▶ **AVAILABLE RECORDS**
- - - - - - -
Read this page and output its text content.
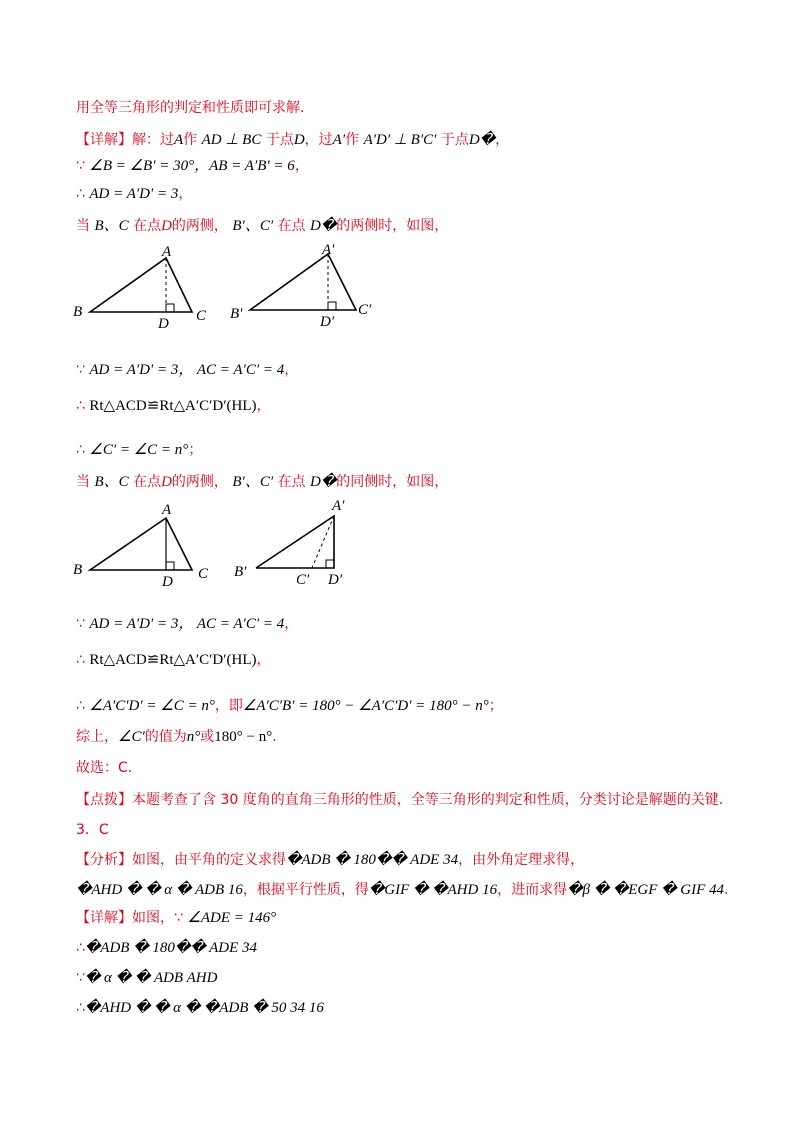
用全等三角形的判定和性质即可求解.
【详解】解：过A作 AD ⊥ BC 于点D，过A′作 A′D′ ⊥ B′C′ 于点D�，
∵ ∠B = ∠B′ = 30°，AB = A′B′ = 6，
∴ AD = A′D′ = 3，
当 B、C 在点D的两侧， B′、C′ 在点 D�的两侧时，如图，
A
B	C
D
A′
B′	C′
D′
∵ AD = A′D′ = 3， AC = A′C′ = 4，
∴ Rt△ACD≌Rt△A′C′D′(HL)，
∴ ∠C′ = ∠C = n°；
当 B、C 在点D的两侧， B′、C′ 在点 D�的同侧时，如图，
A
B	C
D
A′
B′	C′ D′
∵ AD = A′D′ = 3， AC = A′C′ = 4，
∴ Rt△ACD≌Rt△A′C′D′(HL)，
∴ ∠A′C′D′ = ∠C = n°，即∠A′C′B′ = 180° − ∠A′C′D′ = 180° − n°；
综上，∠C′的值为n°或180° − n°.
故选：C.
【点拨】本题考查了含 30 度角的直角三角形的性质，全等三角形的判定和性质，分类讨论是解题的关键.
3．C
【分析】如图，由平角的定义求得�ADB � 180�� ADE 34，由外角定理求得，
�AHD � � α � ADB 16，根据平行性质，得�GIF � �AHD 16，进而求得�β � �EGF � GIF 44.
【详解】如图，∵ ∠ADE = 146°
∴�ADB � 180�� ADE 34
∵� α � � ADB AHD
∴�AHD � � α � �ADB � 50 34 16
- - - - - - -
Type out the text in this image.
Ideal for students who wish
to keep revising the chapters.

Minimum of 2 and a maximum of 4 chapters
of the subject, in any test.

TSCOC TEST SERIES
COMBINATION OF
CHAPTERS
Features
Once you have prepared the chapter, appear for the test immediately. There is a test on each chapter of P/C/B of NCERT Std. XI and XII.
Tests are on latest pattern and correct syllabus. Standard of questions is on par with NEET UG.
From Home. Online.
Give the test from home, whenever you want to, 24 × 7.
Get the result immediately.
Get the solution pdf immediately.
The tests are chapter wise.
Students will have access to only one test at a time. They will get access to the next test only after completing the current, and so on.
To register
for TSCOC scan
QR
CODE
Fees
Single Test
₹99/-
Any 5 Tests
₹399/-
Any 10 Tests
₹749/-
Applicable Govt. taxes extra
- - - - - - -
▶ **DO THIS**
From the material above, copy each line that includes the word "text".

▶ **TASK RESPONSE**
Read this page and output its text content.
Type out the text in this image.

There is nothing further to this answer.